** Directions for this task **
Check each line of the material below, and copy it if it holds the string "color".

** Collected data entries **
____

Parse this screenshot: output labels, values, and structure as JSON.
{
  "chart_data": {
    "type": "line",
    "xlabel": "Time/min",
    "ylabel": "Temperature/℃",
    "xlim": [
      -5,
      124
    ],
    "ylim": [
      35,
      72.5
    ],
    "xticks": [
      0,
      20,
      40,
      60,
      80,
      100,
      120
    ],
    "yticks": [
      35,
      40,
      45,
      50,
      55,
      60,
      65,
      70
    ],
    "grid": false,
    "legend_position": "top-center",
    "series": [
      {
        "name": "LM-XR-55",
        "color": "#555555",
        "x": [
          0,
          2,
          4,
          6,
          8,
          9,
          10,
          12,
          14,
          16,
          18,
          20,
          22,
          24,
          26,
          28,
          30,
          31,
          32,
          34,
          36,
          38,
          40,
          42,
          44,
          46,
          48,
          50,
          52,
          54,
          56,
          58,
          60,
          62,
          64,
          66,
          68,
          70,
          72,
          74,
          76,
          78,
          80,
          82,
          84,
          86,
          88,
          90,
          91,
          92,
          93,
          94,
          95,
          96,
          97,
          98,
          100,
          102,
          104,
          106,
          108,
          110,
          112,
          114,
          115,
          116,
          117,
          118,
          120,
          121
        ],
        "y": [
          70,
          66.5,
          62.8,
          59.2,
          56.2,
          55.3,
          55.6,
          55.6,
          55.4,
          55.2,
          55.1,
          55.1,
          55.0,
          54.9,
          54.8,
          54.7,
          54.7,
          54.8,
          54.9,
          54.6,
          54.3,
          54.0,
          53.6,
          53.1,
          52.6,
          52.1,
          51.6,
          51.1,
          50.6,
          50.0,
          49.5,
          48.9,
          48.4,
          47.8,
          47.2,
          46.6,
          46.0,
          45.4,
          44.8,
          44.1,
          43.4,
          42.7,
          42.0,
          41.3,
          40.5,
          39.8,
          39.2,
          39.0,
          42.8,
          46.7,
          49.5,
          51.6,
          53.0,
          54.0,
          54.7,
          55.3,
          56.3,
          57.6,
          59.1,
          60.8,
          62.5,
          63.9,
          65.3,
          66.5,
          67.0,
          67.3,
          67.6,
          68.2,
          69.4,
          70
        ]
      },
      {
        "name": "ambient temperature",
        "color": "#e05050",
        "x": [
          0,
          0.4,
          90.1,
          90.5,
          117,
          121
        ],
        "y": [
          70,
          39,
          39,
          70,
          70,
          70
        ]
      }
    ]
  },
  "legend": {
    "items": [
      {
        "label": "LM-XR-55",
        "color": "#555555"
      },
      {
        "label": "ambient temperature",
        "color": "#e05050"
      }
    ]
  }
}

____

** Answer in full **
        "color": "#555555",
        "color": "#e05050",
        "color": "#555555"
        "color": "#e05050"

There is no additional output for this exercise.